**PROBLEM TO SOLVE:**
Find and copy lines holding "this".

**RECORDS TO PROCESS:**
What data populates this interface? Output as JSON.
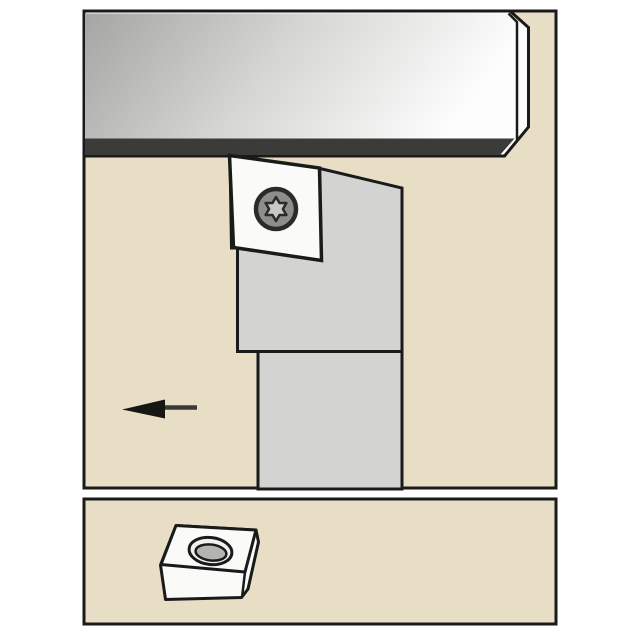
{
  "page": {
    "background": "#ffffff",
    "description": "Catalog line-art illustration of an external lathe toolholder with screw-clamped diamond insert cutting a workpiece, plus a separate lower panel showing the matching indexable insert"
  },
  "colors": {
    "panel_fill": "#e8dec5",
    "outline": "#1a1a1a",
    "workpiece_end_face": "#fcfcfc",
    "workpiece_dark": "#a5a5a3",
    "workpiece_mid": "#d6d6d4",
    "workpiece_light": "#fdfdfd",
    "workpiece_edge_band": "#3b3b39",
    "holder_gray": "#d3d3d1",
    "insert_white": "#fafaf8",
    "screw_ring": "#8e8e8c",
    "screw_star": "#c8c8c6",
    "screw_outline": "#2b2b29",
    "arrow_head": "#161614",
    "arrow_line": "#3a3a36",
    "hole_ring": "#f0f0ee",
    "hole_bore": "#b4b4b0"
  },
  "main_panel": {
    "name": "toolholder application view",
    "workpiece": "gray machined bar with dark cut edge band",
    "toolholder": "square-shank turning toolholder, head with clamped insert",
    "insert": "55-degree diamond insert, white, torx clamp screw",
    "feed_arrow": {
      "direction": "left"
    }
  },
  "insert_panel": {
    "name": "indexable insert view",
    "insert": "rhombic (diamond) turning insert with central countersunk hole, 3D view"
  }
}
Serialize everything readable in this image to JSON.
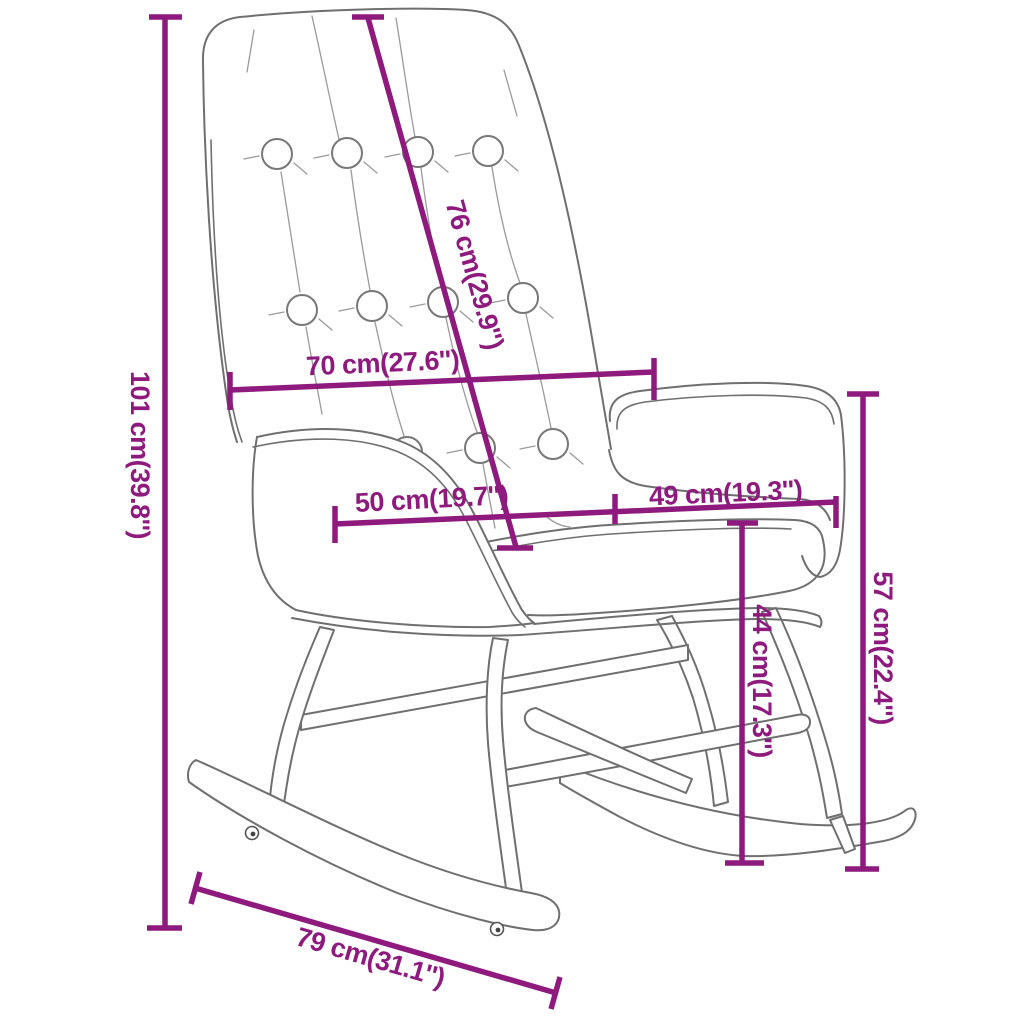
{
  "page": {
    "title": "Rocking chair dimension diagram"
  },
  "colors": {
    "dimension": "#8d1a7c",
    "chair_outline": "#6f6f6f",
    "background": "#ffffff"
  },
  "chair": {
    "description": "tufted rocking chair line drawing",
    "tufting_buttons": 11,
    "rocker_screws": 2
  },
  "dimensions": {
    "overall_height": {
      "label": "101 cm(39.8'')"
    },
    "backrest_length": {
      "label": "76 cm(29.9'')"
    },
    "backrest_width": {
      "label": "70 cm(27.6'')"
    },
    "seat_depth": {
      "label": "50 cm(19.7'')"
    },
    "armrest_width": {
      "label": "49 cm(19.3'')"
    },
    "armrest_height": {
      "label": "57 cm(22.4'')"
    },
    "seat_height": {
      "label": "44 cm(17.3'')"
    },
    "rocker_length": {
      "label": "79 cm(31.1'')"
    }
  }
}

**OUTPUT BELOW:**
What data populates this interface? Output as JSON.
Serialize everything readable in this image to JSON.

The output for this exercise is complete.